** Start Given data **

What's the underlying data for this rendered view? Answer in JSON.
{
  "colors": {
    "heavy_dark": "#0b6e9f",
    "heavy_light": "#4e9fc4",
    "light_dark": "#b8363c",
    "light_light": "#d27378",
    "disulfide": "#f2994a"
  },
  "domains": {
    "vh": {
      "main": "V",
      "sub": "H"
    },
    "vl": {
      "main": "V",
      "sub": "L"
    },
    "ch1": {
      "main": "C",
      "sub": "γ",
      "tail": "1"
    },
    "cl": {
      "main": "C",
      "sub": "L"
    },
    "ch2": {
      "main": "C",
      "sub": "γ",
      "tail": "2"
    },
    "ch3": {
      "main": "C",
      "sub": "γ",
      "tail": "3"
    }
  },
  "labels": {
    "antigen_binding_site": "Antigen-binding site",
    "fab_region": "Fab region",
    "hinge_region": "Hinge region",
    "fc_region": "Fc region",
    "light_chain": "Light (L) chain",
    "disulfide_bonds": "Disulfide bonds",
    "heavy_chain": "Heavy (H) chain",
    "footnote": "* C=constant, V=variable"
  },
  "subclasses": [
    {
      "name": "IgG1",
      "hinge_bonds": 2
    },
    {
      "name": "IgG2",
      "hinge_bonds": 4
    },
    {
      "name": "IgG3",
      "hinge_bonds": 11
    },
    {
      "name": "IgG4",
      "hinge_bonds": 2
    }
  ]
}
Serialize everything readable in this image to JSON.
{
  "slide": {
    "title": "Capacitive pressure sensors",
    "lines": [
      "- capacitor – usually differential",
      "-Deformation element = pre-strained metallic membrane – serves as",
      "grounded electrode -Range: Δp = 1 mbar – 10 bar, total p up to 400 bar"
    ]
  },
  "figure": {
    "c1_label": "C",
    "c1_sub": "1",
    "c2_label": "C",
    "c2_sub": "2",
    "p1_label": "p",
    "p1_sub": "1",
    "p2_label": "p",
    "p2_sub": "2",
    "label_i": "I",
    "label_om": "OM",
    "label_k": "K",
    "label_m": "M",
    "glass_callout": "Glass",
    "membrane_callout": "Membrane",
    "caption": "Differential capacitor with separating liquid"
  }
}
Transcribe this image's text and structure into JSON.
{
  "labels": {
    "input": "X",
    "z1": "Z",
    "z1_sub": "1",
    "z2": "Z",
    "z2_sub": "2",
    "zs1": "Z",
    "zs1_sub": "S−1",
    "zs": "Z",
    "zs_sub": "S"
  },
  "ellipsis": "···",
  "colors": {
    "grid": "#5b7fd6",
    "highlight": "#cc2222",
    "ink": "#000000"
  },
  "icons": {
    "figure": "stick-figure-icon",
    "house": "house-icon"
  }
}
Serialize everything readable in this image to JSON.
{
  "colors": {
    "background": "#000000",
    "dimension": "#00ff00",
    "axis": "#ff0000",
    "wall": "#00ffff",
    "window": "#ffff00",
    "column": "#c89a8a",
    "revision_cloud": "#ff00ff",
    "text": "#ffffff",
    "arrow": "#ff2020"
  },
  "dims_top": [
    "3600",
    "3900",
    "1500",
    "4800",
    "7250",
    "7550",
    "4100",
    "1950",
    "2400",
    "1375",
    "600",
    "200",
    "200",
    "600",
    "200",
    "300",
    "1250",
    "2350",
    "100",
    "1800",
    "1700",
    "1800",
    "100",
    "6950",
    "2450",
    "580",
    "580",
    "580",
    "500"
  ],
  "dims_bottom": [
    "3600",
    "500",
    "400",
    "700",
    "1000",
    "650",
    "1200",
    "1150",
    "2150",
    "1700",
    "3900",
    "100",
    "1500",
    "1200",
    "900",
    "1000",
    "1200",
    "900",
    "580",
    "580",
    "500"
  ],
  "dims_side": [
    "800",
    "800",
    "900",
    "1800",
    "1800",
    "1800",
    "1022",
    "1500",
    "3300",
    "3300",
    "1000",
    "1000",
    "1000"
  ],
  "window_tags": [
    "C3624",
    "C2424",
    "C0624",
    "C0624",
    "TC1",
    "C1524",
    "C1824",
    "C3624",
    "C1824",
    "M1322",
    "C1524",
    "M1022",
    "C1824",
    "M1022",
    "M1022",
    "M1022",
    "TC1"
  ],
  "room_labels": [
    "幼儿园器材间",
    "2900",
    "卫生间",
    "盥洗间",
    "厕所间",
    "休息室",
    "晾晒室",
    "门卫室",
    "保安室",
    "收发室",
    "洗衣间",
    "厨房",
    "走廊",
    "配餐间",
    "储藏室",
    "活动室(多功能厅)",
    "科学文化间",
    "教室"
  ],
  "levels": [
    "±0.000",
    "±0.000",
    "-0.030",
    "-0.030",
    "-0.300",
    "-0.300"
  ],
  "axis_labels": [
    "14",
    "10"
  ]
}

** End Given data **

(Task brief)
All of the material above needs to be copied exactly.

(Full answer)
What's the underlying data for this rendered view? Answer in JSON.
{
  "colors": {
    "heavy_dark": "#0b6e9f",
    "heavy_light": "#4e9fc4",
    "light_dark": "#b8363c",
    "light_light": "#d27378",
    "disulfide": "#f2994a"
  },
  "domains": {
    "vh": {
      "main": "V",
      "sub": "H"
    },
    "vl": {
      "main": "V",
      "sub": "L"
    },
    "ch1": {
      "main": "C",
      "sub": "γ",
      "tail": "1"
    },
    "cl": {
      "main": "C",
      "sub": "L"
    },
    "ch2": {
      "main": "C",
      "sub": "γ",
      "tail": "2"
    },
    "ch3": {
      "main": "C",
      "sub": "γ",
      "tail": "3"
    }
  },
  "labels": {
    "antigen_binding_site": "Antigen-binding site",
    "fab_region": "Fab region",
    "hinge_region": "Hinge region",
    "fc_region": "Fc region",
    "light_chain": "Light (L) chain",
    "disulfide_bonds": "Disulfide bonds",
    "heavy_chain": "Heavy (H) chain",
    "footnote": "* C=constant, V=variable"
  },
  "subclasses": [
    {
      "name": "IgG1",
      "hinge_bonds": 2
    },
    {
      "name": "IgG2",
      "hinge_bonds": 4
    },
    {
      "name": "IgG3",
      "hinge_bonds": 11
    },
    {
      "name": "IgG4",
      "hinge_bonds": 2
    }
  ]
}
Serialize everything readable in this image to JSON.
{
  "slide": {
    "title": "Capacitive pressure sensors",
    "lines": [
      "- capacitor – usually differential",
      "-Deformation element = pre-strained metallic membrane – serves as",
      "grounded electrode -Range: Δp = 1 mbar – 10 bar, total p up to 400 bar"
    ]
  },
  "figure": {
    "c1_label": "C",
    "c1_sub": "1",
    "c2_label": "C",
    "c2_sub": "2",
    "p1_label": "p",
    "p1_sub": "1",
    "p2_label": "p",
    "p2_sub": "2",
    "label_i": "I",
    "label_om": "OM",
    "label_k": "K",
    "label_m": "M",
    "glass_callout": "Glass",
    "membrane_callout": "Membrane",
    "caption": "Differential capacitor with separating liquid"
  }
}
Transcribe this image's text and structure into JSON.
{
  "labels": {
    "input": "X",
    "z1": "Z",
    "z1_sub": "1",
    "z2": "Z",
    "z2_sub": "2",
    "zs1": "Z",
    "zs1_sub": "S−1",
    "zs": "Z",
    "zs_sub": "S"
  },
  "ellipsis": "···",
  "colors": {
    "grid": "#5b7fd6",
    "highlight": "#cc2222",
    "ink": "#000000"
  },
  "icons": {
    "figure": "stick-figure-icon",
    "house": "house-icon"
  }
}
Serialize everything readable in this image to JSON.
{
  "colors": {
    "background": "#000000",
    "dimension": "#00ff00",
    "axis": "#ff0000",
    "wall": "#00ffff",
    "window": "#ffff00",
    "column": "#c89a8a",
    "revision_cloud": "#ff00ff",
    "text": "#ffffff",
    "arrow": "#ff2020"
  },
  "dims_top": [
    "3600",
    "3900",
    "1500",
    "4800",
    "7250",
    "7550",
    "4100",
    "1950",
    "2400",
    "1375",
    "600",
    "200",
    "200",
    "600",
    "200",
    "300",
    "1250",
    "2350",
    "100",
    "1800",
    "1700",
    "1800",
    "100",
    "6950",
    "2450",
    "580",
    "580",
    "580",
    "500"
  ],
  "dims_bottom": [
    "3600",
    "500",
    "400",
    "700",
    "1000",
    "650",
    "1200",
    "1150",
    "2150",
    "1700",
    "3900",
    "100",
    "1500",
    "1200",
    "900",
    "1000",
    "1200",
    "900",
    "580",
    "580",
    "500"
  ],
  "dims_side": [
    "800",
    "800",
    "900",
    "1800",
    "1800",
    "1800",
    "1022",
    "1500",
    "3300",
    "3300",
    "1000",
    "1000",
    "1000"
  ],
  "window_tags": [
    "C3624",
    "C2424",
    "C0624",
    "C0624",
    "TC1",
    "C1524",
    "C1824",
    "C3624",
    "C1824",
    "M1322",
    "C1524",
    "M1022",
    "C1824",
    "M1022",
    "M1022",
    "M1022",
    "TC1"
  ],
  "room_labels": [
    "幼儿园器材间",
    "2900",
    "卫生间",
    "盥洗间",
    "厕所间",
    "休息室",
    "晾晒室",
    "门卫室",
    "保安室",
    "收发室",
    "洗衣间",
    "厨房",
    "走廊",
    "配餐间",
    "储藏室",
    "活动室(多功能厅)",
    "科学文化间",
    "教室"
  ],
  "levels": [
    "±0.000",
    "±0.000",
    "-0.030",
    "-0.030",
    "-0.300",
    "-0.300"
  ],
  "axis_labels": [
    "14",
    "10"
  ]
}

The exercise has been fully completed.